* BEGIN Provided information *

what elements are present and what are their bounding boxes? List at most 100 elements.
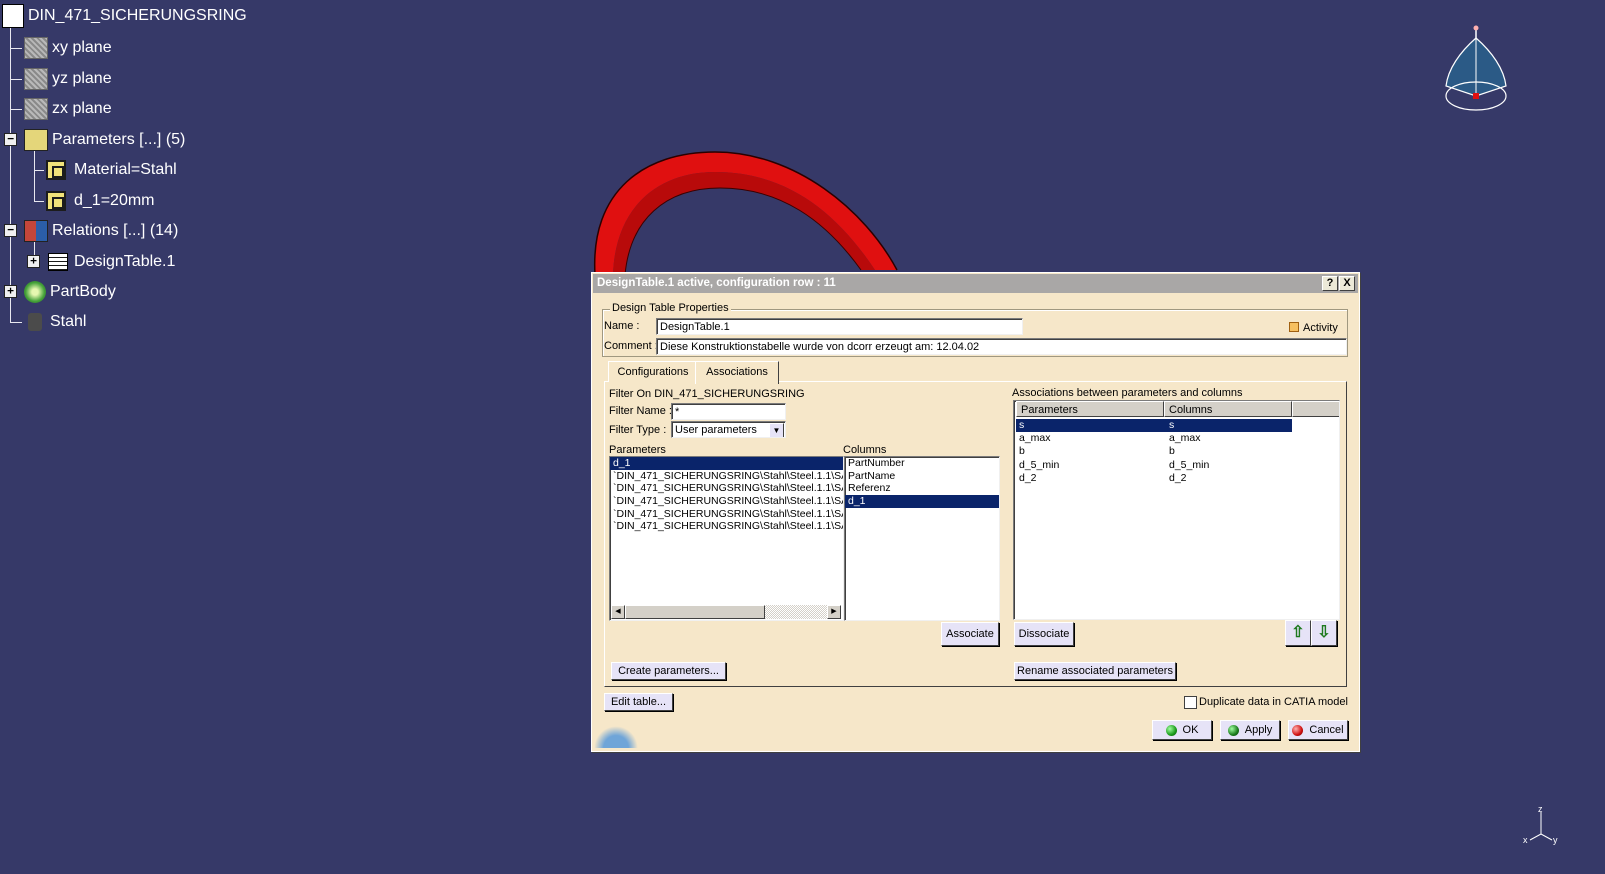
filter-name-input[interactable]: * [671,403,786,420]
table-row[interactable]: a_max a_max [1016,432,1292,445]
associate-button[interactable]: Associate [941,622,999,646]
tree-item-label: PartBody [50,283,116,300]
tree-item-label: Relations [...] (14) [52,222,179,239]
parameters-list-label: Parameters [609,444,666,456]
comment-field[interactable]: Diese Konstruktionstabelle wurde von dco… [656,338,1347,355]
expand-icon[interactable]: + [27,255,40,268]
table-row[interactable]: d_5_min d_5_min [1016,459,1292,472]
ok-button[interactable]: OK [1152,720,1212,740]
dialog-titlebar[interactable]: DesignTable.1 active, configuration row … [593,274,1358,293]
design-table-icon [48,253,68,271]
list-item[interactable]: d_1 [845,495,999,508]
table-row[interactable]: b b [1016,445,1292,458]
list-item[interactable]: `DIN_471_SICHERUNGSRING\Stahl\Steel.1.1\… [610,520,843,533]
tree-item-partbody[interactable]: PartBody [24,280,116,304]
tree-item-designtable[interactable]: DesignTable.1 [48,250,175,274]
tree-line [10,48,22,49]
duplicate-data-checkbox[interactable] [1184,696,1197,709]
edit-table-button[interactable]: Edit table... [604,693,673,711]
list-item[interactable]: `DIN_471_SICHERUNGSRING\Stahl\Steel.1.1\… [610,495,843,508]
scroll-right-icon[interactable]: ▶ [827,605,841,619]
table-row[interactable]: d_2 d_2 [1016,472,1292,485]
list-item[interactable]: PartName [845,470,999,483]
cancel-button[interactable]: Cancel [1288,720,1348,740]
parameter-icon [46,160,66,180]
tree-line [34,201,44,202]
cell-parameter: s [1019,419,1025,431]
tree-item-label: d_1=20mm [74,192,155,209]
cell-parameter: b [1019,445,1025,457]
column-header-columns[interactable]: Columns [1164,401,1292,417]
list-item[interactable]: `DIN_471_SICHERUNGSRING\Stahl\Steel.1.1\… [610,470,843,483]
cancel-label: Cancel [1309,724,1344,736]
tree-root[interactable]: DIN_471_SICHERUNGSRING [2,4,247,28]
help-button[interactable]: ? [1322,276,1338,291]
cell-column: d_2 [1169,472,1187,484]
tree-item-label: zx plane [52,100,112,117]
tree-item-zx-plane[interactable]: zx plane [24,97,112,121]
collapse-icon[interactable]: − [4,133,17,146]
tree-line [10,109,22,110]
tree-item-xy-plane[interactable]: xy plane [24,36,112,60]
move-up-icon[interactable]: ⇧ [1285,620,1311,646]
tree-item-parameters[interactable]: Parameters [...] (5) [24,128,185,152]
tree-item-relations[interactable]: Relations [...] (14) [24,219,178,243]
compass-icon[interactable] [1442,24,1510,116]
name-field[interactable]: DesignTable.1 [656,318,1023,335]
filter-type-select[interactable]: User parameters ▼ [671,421,786,438]
activity-checkbox[interactable] [1289,322,1299,332]
rename-associated-button[interactable]: Rename associated parameters [1014,662,1176,680]
tree-item-yz-plane[interactable]: yz plane [24,67,112,91]
part-document-icon [2,4,24,28]
parameter-icon [46,191,66,211]
ok-icon [1165,724,1177,736]
tree-item-label: yz plane [52,70,112,87]
scrollbar-thumb[interactable] [625,605,765,619]
catia-logo-icon [594,726,638,748]
specification-tree: DIN_471_SICHERUNGSRING xy plane yz plane… [0,0,300,340]
tree-item-label: Parameters [...] (5) [52,131,186,148]
tree-item-label: Stahl [50,313,87,330]
columns-list[interactable]: PartNumber PartName Referenz d_1 [844,456,1000,621]
apply-label: Apply [1244,724,1273,736]
plane-icon [24,37,48,59]
duplicate-data-label: Duplicate data in CATIA model [1199,696,1348,708]
scroll-left-icon[interactable]: ◀ [611,605,625,619]
parameters-list[interactable]: d_1 `DIN_471_SICHERUNGSRING\Stahl\Steel.… [609,456,844,621]
tree-item-d1[interactable]: d_1=20mm [46,189,155,213]
list-item[interactable]: `DIN_471_SICHERUNGSRING\Stahl\Steel.1.1\… [610,508,843,521]
tree-item-material[interactable]: Material=Stahl [46,158,177,182]
apply-button[interactable]: Apply [1220,720,1280,740]
create-parameters-button[interactable]: Create parameters... [611,662,726,680]
dissociate-button[interactable]: Dissociate [1014,622,1074,646]
table-row[interactable]: s s [1016,419,1292,432]
collapse-icon[interactable]: − [4,224,17,237]
apply-icon [1227,724,1239,736]
column-header-empty [1292,401,1339,417]
associations-table[interactable]: Parameters Columns s s a_max a_max b b d… [1013,400,1340,620]
move-down-icon[interactable]: ⇩ [1311,620,1337,646]
list-item[interactable]: `DIN_471_SICHERUNGSRING\Stahl\Steel.1.1\… [610,482,843,495]
list-item[interactable]: Referenz [845,482,999,495]
tree-item-label: xy plane [52,39,112,56]
activity-label: Activity [1303,322,1338,334]
associations-label: Associations between parameters and colu… [1012,387,1243,399]
cell-column: d_5_min [1169,459,1210,471]
tree-item-label: DesignTable.1 [74,253,176,270]
column-header-parameters[interactable]: Parameters [1016,401,1164,417]
expand-icon[interactable]: + [4,285,17,298]
tree-line [34,170,44,171]
tab-configurations[interactable]: Configurations [608,361,698,382]
tree-line [10,79,22,80]
plane-icon [24,98,48,120]
filter-type-label: Filter Type : [609,424,667,436]
horizontal-scrollbar[interactable]: ◀ ▶ [611,605,841,619]
list-item[interactable]: d_1 [610,457,843,470]
list-item[interactable]: PartNumber [845,457,999,470]
tab-associations[interactable]: Associations [695,361,779,384]
columns-list-label: Columns [843,444,887,456]
tree-item-material-stahl[interactable]: Stahl [28,310,86,334]
chevron-down-icon[interactable]: ▼ [769,423,784,437]
circlip-3d-model[interactable] [585,150,905,290]
close-button[interactable]: X [1339,276,1355,291]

* END Provided information *

• _Stated problem_: Write out every line of the items above without changing anything, and leave the pictures out of your answer.

• _Answer for this exercise_:
what elements are present and what are their bounding boxes? List at most 100 elements.
filter-name-input[interactable]: * [671,403,786,420]
table-row[interactable]: a_max a_max [1016,432,1292,445]
associate-button[interactable]: Associate [941,622,999,646]
tree-item-label: PartBody [50,283,116,300]
tree-item-label: Relations [...] (14) [52,222,179,239]
parameters-list-label: Parameters [609,444,666,456]
comment-field[interactable]: Diese Konstruktionstabelle wurde von dco… [656,338,1347,355]
expand-icon[interactable]: + [27,255,40,268]
table-row[interactable]: d_5_min d_5_min [1016,459,1292,472]
ok-button[interactable]: OK [1152,720,1212,740]
dialog-titlebar[interactable]: DesignTable.1 active, configuration row … [593,274,1358,293]
design-table-icon [48,253,68,271]
list-item[interactable]: d_1 [845,495,999,508]
table-row[interactable]: b b [1016,445,1292,458]
list-item[interactable]: `DIN_471_SICHERUNGSRING\Stahl\Steel.1.1\… [610,520,843,533]
tree-item-partbody[interactable]: PartBody [24,280,116,304]
tree-item-designtable[interactable]: DesignTable.1 [48,250,175,274]
tree-line [10,48,22,49]
duplicate-data-checkbox[interactable] [1184,696,1197,709]
edit-table-button[interactable]: Edit table... [604,693,673,711]
list-item[interactable]: `DIN_471_SICHERUNGSRING\Stahl\Steel.1.1\… [610,495,843,508]
scroll-right-icon[interactable]: ▶ [827,605,841,619]
table-row[interactable]: d_2 d_2 [1016,472,1292,485]
list-item[interactable]: PartName [845,470,999,483]
cancel-button[interactable]: Cancel [1288,720,1348,740]
parameter-icon [46,160,66,180]
tree-line [34,201,44,202]
cell-parameter: s [1019,419,1025,431]
tree-item-label: d_1=20mm [74,192,155,209]
cell-parameter: b [1019,445,1025,457]
column-header-columns[interactable]: Columns [1164,401,1292,417]
list-item[interactable]: `DIN_471_SICHERUNGSRING\Stahl\Steel.1.1\… [610,470,843,483]
cancel-label: Cancel [1309,724,1344,736]
tree-root[interactable]: DIN_471_SICHERUNGSRING [2,4,247,28]
help-button[interactable]: ? [1322,276,1338,291]
cell-column: d_2 [1169,472,1187,484]
tree-item-label: zx plane [52,100,112,117]
tree-item-zx-plane[interactable]: zx plane [24,97,112,121]
collapse-icon[interactable]: − [4,133,17,146]
tree-line [10,109,22,110]
tree-item-xy-plane[interactable]: xy plane [24,36,112,60]
move-up-icon[interactable]: ⇧ [1285,620,1311,646]
tree-item-parameters[interactable]: Parameters [...] (5) [24,128,185,152]
tree-item-relations[interactable]: Relations [...] (14) [24,219,178,243]
compass-icon[interactable] [1442,24,1510,116]
name-field[interactable]: DesignTable.1 [656,318,1023,335]
filter-type-select[interactable]: User parameters ▼ [671,421,786,438]
activity-checkbox[interactable] [1289,322,1299,332]
rename-associated-button[interactable]: Rename associated parameters [1014,662,1176,680]
tree-item-yz-plane[interactable]: yz plane [24,67,112,91]
part-document-icon [2,4,24,28]
parameter-icon [46,191,66,211]
ok-icon [1165,724,1177,736]
tree-item-label: yz plane [52,70,112,87]
scrollbar-thumb[interactable] [625,605,765,619]
catia-logo-icon [594,726,638,748]
specification-tree: DIN_471_SICHERUNGSRING xy plane yz plane… [0,0,300,340]
tree-item-label: Parameters [...] (5) [52,131,186,148]
tree-item-label: Stahl [50,313,87,330]
columns-list[interactable]: PartNumber PartName Referenz d_1 [844,456,1000,621]
apply-label: Apply [1244,724,1273,736]
plane-icon [24,37,48,59]
duplicate-data-label: Duplicate data in CATIA model [1199,696,1348,708]
scroll-left-icon[interactable]: ◀ [611,605,625,619]
parameters-list[interactable]: d_1 `DIN_471_SICHERUNGSRING\Stahl\Steel.… [609,456,844,621]
tree-item-d1[interactable]: d_1=20mm [46,189,155,213]
list-item[interactable]: `DIN_471_SICHERUNGSRING\Stahl\Steel.1.1\… [610,508,843,521]
tree-item-material[interactable]: Material=Stahl [46,158,177,182]
apply-button[interactable]: Apply [1220,720,1280,740]
create-parameters-button[interactable]: Create parameters... [611,662,726,680]
dissociate-button[interactable]: Dissociate [1014,622,1074,646]
table-row[interactable]: s s [1016,419,1292,432]
collapse-icon[interactable]: − [4,224,17,237]
apply-icon [1227,724,1239,736]
column-header-empty [1292,401,1339,417]
associations-table[interactable]: Parameters Columns s s a_max a_max b b d… [1013,400,1340,620]
move-down-icon[interactable]: ⇩ [1311,620,1337,646]
list-item[interactable]: `DIN_471_SICHERUNGSRING\Stahl\Steel.1.1\… [610,482,843,495]
list-item[interactable]: Referenz [845,482,999,495]
tree-item-label: xy plane [52,39,112,56]
activity-label: Activity [1303,322,1338,334]
associations-label: Associations between parameters and colu… [1012,387,1243,399]
cell-column: d_5_min [1169,459,1210,471]
tree-item-label: DesignTable.1 [74,253,176,270]
column-header-parameters[interactable]: Parameters [1016,401,1164,417]
expand-icon[interactable]: + [4,285,17,298]
tree-line [34,170,44,171]
tab-configurations[interactable]: Configurations [608,361,698,382]
tree-line [10,79,22,80]
plane-icon [24,98,48,120]
filter-type-label: Filter Type : [609,424,667,436]
horizontal-scrollbar[interactable]: ◀ ▶ [611,605,841,619]
list-item[interactable]: d_1 [610,457,843,470]
list-item[interactable]: PartNumber [845,457,999,470]
tab-associations[interactable]: Associations [695,361,779,384]
columns-list-label: Columns [843,444,887,456]
tree-item-material-stahl[interactable]: Stahl [28,310,86,334]
chevron-down-icon[interactable]: ▼ [769,423,784,437]
circlip-3d-model[interactable] [585,150,905,290]
close-button[interactable]: X [1339,276,1355,291]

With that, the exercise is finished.